**The problem**
Report all lines from the entries below in which "trend" appears.
— start of Entries shown —
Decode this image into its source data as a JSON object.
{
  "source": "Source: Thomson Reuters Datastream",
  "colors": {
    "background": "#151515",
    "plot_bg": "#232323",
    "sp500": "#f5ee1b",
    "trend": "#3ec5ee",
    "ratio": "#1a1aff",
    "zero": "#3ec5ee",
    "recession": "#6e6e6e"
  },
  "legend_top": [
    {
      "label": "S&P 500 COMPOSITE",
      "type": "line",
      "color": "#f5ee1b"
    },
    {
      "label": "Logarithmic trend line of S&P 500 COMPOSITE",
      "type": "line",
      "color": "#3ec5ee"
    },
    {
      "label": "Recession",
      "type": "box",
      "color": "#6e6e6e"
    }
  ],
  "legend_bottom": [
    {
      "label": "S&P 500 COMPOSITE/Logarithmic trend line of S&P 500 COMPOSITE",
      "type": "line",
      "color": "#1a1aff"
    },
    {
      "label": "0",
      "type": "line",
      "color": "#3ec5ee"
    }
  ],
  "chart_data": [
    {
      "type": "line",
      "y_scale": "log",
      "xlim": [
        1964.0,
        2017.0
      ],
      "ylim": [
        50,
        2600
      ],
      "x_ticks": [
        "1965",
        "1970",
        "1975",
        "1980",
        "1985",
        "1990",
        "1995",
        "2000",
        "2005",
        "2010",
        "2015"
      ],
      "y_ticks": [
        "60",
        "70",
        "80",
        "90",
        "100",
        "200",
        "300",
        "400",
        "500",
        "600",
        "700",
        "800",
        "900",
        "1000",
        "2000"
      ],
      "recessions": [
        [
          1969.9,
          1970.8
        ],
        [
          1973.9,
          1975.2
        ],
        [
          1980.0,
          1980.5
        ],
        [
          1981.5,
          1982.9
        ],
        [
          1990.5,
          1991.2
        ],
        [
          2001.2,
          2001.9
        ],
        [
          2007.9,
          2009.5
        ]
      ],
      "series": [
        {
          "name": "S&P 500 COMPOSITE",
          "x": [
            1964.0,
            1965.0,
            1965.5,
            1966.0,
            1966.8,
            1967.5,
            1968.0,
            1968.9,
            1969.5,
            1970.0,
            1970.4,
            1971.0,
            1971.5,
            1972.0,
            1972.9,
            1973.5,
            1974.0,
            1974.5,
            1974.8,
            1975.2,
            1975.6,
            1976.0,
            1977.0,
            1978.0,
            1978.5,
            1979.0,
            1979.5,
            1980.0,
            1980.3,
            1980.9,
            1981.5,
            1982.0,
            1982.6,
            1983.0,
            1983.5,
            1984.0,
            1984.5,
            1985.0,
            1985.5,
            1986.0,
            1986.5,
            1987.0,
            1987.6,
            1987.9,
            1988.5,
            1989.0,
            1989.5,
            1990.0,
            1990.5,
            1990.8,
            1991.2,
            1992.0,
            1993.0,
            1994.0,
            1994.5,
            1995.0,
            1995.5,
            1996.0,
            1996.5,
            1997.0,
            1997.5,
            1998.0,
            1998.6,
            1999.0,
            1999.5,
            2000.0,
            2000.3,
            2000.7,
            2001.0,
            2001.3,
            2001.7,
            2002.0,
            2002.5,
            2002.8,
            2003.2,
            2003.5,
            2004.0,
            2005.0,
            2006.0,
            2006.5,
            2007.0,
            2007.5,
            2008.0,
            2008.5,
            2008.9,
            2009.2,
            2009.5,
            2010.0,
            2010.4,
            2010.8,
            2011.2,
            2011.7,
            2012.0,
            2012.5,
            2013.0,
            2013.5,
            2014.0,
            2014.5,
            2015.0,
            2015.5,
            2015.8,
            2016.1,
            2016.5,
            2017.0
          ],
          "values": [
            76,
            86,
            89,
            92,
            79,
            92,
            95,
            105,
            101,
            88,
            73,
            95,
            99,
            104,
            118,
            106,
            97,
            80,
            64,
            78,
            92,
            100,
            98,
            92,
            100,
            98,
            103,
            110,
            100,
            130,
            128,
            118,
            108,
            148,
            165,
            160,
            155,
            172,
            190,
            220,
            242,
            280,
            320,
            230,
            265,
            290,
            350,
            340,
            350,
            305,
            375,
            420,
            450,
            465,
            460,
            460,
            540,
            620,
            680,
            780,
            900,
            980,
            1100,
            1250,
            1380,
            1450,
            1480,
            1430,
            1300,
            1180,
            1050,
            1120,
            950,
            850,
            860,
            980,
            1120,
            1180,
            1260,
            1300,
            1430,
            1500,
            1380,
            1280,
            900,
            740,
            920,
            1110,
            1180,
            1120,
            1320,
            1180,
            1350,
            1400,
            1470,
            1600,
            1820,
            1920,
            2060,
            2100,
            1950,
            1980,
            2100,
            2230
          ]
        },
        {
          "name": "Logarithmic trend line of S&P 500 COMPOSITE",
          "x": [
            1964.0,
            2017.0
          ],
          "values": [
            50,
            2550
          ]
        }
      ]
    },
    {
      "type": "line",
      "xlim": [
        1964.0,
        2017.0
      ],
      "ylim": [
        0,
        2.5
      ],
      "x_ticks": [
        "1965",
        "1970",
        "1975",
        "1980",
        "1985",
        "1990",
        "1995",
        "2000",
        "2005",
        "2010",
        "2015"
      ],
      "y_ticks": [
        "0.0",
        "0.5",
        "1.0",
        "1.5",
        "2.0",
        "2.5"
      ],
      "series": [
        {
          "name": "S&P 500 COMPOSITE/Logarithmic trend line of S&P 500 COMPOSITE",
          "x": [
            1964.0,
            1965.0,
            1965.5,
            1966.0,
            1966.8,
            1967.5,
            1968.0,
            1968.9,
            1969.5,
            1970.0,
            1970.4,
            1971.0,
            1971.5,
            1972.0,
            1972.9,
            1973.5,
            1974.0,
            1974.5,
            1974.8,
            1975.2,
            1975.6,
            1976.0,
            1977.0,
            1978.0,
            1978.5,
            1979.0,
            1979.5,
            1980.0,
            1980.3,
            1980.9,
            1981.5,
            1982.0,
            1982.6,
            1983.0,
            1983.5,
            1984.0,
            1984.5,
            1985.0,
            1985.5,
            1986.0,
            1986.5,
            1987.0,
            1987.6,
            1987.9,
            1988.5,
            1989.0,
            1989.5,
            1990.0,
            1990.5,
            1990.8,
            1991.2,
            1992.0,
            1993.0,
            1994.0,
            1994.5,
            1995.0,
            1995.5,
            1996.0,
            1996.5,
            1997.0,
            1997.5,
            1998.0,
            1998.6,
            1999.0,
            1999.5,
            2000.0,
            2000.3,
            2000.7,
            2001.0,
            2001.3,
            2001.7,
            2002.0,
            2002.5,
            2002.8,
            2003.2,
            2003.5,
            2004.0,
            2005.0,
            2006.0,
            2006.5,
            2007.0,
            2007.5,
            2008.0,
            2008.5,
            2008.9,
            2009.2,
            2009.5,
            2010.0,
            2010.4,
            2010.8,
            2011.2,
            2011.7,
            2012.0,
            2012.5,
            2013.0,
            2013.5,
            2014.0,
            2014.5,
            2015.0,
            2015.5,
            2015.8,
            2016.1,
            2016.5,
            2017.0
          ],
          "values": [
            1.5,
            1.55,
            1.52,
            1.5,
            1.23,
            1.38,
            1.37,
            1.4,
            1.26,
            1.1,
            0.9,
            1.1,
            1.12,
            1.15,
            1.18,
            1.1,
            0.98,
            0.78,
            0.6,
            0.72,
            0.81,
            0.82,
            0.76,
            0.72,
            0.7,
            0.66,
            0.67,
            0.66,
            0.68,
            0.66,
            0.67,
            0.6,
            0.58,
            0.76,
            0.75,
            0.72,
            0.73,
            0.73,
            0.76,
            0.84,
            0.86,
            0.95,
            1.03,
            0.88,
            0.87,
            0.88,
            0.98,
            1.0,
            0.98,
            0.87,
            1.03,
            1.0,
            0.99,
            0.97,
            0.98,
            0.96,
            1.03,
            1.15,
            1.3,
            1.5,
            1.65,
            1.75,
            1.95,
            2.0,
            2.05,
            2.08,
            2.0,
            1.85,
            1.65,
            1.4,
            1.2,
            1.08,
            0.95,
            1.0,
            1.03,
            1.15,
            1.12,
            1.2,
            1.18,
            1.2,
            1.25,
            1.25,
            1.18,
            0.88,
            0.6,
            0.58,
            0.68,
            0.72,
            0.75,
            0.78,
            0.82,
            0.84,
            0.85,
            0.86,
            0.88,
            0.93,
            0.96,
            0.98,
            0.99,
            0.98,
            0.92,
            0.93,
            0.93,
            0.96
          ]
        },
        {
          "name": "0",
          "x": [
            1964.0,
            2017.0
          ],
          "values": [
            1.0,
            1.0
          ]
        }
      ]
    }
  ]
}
— end of Entries shown —
**Output**
    "trend": "#3ec5ee",
      "label": "Logarithmic trend line of S&P 500 COMPOSITE",
      "label": "S&P 500 COMPOSITE/Logarithmic trend line of S&P 500 COMPOSITE",
          "name": "Logarithmic trend line of S&P 500 COMPOSITE",
          "name": "S&P 500 COMPOSITE/Logarithmic trend line of S&P 500 COMPOSITE",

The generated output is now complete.